= Instructions for the task =
From the records below, copy every line that contains the word "发展现状".

[Data records]
## Start

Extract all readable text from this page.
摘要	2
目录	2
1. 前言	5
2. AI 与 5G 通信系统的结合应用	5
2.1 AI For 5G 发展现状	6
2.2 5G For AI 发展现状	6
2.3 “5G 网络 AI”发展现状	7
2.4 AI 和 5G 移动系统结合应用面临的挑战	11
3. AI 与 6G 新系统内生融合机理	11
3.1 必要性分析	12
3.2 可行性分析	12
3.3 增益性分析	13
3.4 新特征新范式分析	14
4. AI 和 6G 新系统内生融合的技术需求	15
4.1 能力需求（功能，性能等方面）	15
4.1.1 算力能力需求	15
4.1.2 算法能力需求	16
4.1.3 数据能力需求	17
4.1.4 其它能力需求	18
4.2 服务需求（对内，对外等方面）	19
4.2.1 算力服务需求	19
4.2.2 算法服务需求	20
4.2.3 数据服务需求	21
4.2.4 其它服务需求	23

## End

= Written answer =
2.1 AI For 5G 发展现状	6
2.2 5G For AI 发展现状	6
2.3 “5G 网络 AI”发展现状	7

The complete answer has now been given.